## START Material for this exercise

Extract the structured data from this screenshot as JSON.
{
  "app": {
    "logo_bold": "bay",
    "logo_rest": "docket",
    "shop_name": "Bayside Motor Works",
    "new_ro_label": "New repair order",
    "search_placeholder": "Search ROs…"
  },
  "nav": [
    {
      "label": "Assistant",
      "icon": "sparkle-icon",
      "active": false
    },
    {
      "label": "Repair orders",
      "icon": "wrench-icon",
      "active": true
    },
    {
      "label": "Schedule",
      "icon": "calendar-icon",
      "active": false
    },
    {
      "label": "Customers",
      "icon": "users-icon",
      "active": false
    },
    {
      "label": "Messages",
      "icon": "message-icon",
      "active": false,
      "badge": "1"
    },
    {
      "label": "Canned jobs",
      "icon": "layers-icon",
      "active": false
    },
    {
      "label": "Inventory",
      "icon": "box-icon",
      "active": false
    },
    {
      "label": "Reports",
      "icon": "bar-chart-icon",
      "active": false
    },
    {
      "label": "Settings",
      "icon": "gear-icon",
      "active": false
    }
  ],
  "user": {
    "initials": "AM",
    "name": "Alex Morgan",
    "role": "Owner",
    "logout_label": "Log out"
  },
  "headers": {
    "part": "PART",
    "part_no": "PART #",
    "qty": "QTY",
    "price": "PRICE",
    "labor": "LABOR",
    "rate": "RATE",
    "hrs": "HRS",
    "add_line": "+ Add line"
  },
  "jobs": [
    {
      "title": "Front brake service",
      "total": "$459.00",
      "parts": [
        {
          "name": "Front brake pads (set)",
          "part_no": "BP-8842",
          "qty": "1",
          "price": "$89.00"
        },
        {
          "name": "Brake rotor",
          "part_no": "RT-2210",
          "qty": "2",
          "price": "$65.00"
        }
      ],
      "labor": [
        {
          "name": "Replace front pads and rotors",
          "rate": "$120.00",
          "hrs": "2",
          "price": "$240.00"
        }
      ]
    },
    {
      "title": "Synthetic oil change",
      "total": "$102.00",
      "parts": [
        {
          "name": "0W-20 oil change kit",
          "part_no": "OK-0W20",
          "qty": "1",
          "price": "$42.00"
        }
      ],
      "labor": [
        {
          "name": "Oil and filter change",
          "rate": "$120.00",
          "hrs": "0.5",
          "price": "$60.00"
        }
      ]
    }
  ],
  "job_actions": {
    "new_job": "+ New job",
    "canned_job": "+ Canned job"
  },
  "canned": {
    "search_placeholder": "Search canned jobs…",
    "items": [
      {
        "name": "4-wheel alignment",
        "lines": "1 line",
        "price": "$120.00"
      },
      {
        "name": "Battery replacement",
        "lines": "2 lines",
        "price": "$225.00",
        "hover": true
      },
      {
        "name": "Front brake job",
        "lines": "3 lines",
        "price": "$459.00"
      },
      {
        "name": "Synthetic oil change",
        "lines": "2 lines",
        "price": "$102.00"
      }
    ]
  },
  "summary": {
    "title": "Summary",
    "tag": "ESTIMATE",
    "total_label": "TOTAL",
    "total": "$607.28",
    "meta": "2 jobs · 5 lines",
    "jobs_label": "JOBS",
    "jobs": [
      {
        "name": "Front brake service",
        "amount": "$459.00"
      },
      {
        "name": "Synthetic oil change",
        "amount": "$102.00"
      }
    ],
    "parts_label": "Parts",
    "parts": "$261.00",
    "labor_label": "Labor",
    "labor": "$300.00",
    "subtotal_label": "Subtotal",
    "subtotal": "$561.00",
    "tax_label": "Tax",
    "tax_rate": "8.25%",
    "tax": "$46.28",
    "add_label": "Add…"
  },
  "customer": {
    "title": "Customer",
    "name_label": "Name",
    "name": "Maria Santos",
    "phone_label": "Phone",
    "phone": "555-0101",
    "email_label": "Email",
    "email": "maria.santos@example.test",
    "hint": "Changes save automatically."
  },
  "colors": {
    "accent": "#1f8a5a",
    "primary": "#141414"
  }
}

## END Material for this exercise

**Set problem:** Find every line in the records above that holds the word "lines", and copy each one.

**Exercise output:**
        "lines": "1 line",
        "lines": "2 lines",
        "lines": "3 lines",
        "lines": "2 lines",
    "meta": "2 jobs · 5 lines",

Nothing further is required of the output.